- INSTRUCTION
Write out each line beneath this one exactly as it reads.

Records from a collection

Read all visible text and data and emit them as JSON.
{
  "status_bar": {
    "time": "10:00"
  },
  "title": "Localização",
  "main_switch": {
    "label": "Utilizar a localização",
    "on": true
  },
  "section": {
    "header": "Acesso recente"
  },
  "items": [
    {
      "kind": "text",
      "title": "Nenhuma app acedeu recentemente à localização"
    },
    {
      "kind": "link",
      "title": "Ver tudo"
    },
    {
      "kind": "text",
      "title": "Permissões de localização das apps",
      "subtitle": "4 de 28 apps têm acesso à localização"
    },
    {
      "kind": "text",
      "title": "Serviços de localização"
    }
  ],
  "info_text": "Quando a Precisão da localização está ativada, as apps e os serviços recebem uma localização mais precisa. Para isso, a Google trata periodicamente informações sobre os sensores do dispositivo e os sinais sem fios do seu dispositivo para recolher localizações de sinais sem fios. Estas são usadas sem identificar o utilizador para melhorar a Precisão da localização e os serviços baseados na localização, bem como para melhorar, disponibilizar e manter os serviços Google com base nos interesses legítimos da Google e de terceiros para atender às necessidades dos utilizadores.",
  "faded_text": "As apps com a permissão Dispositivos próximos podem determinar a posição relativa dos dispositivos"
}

- FINAL ANSWER
Read all visible text and data and emit them as JSON.
{
  "status_bar": {
    "time": "10:00"
  },
  "title": "Localização",
  "main_switch": {
    "label": "Utilizar a localização",
    "on": true
  },
  "section": {
    "header": "Acesso recente"
  },
  "items": [
    {
      "kind": "text",
      "title": "Nenhuma app acedeu recentemente à localização"
    },
    {
      "kind": "link",
      "title": "Ver tudo"
    },
    {
      "kind": "text",
      "title": "Permissões de localização das apps",
      "subtitle": "4 de 28 apps têm acesso à localização"
    },
    {
      "kind": "text",
      "title": "Serviços de localização"
    }
  ],
  "info_text": "Quando a Precisão da localização está ativada, as apps e os serviços recebem uma localização mais precisa. Para isso, a Google trata periodicamente informações sobre os sensores do dispositivo e os sinais sem fios do seu dispositivo para recolher localizações de sinais sem fios. Estas são usadas sem identificar o utilizador para melhorar a Precisão da localização e os serviços baseados na localização, bem como para melhorar, disponibilizar e manter os serviços Google com base nos interesses legítimos da Google e de terceiros para atender às necessidades dos utilizadores.",
  "faded_text": "As apps com a permissão Dispositivos próximos podem determinar a posição relativa dos dispositivos"
}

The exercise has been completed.